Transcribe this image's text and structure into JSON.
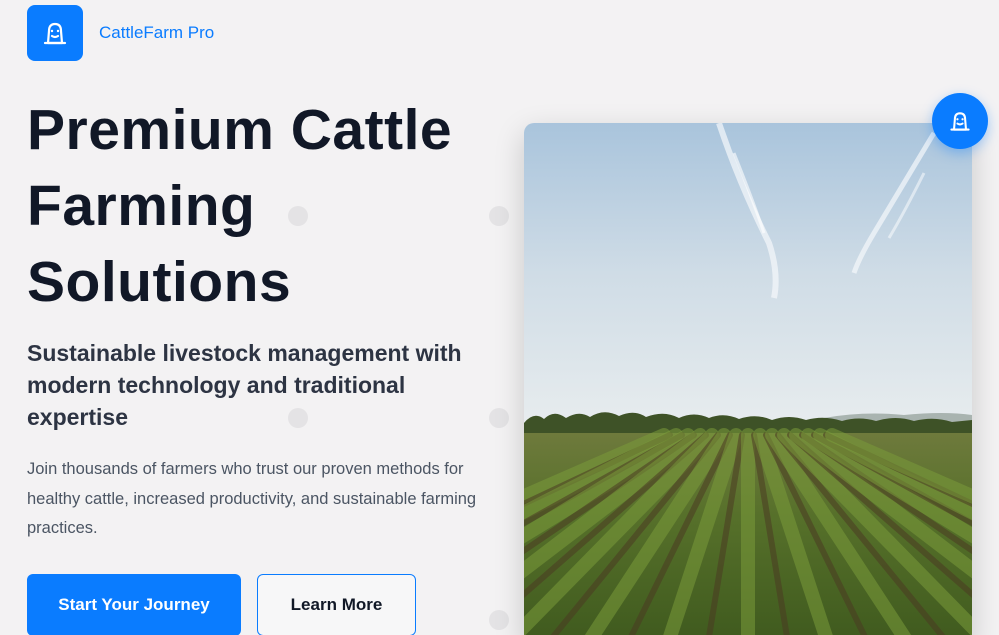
{
  "brand": {
    "name": "CattleFarm Pro",
    "logo_icon": "cow-icon"
  },
  "hero": {
    "title": "Premium Cattle Farming Solutions",
    "subtitle": "Sustainable livestock management with modern technology and traditional expertise",
    "description": "Join thousands of farmers who trust our proven methods for healthy cattle, increased productivity, and sustainable farming practices."
  },
  "buttons": {
    "primary_label": "Start Your Journey",
    "secondary_label": "Learn More"
  },
  "image": {
    "subject": "farm-field-photo"
  },
  "badge": {
    "icon": "cow-icon"
  },
  "colors": {
    "accent": "#0a7cff",
    "background": "#f3f2f3",
    "heading": "#111827",
    "body_text": "#4b5563"
  }
}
__________________________________________________
Aim of the task:
Write out every line above exactly as it is, leaving out the pictures.

Written response:
Transcribe this image's text and structure into JSON.
{
  "brand": {
    "name": "CattleFarm Pro",
    "logo_icon": "cow-icon"
  },
  "hero": {
    "title": "Premium Cattle Farming Solutions",
    "subtitle": "Sustainable livestock management with modern technology and traditional expertise",
    "description": "Join thousands of farmers who trust our proven methods for healthy cattle, increased productivity, and sustainable farming practices."
  },
  "buttons": {
    "primary_label": "Start Your Journey",
    "secondary_label": "Learn More"
  },
  "image": {
    "subject": "farm-field-photo"
  },
  "badge": {
    "icon": "cow-icon"
  },
  "colors": {
    "accent": "#0a7cff",
    "background": "#f3f2f3",
    "heading": "#111827",
    "body_text": "#4b5563"
  }
}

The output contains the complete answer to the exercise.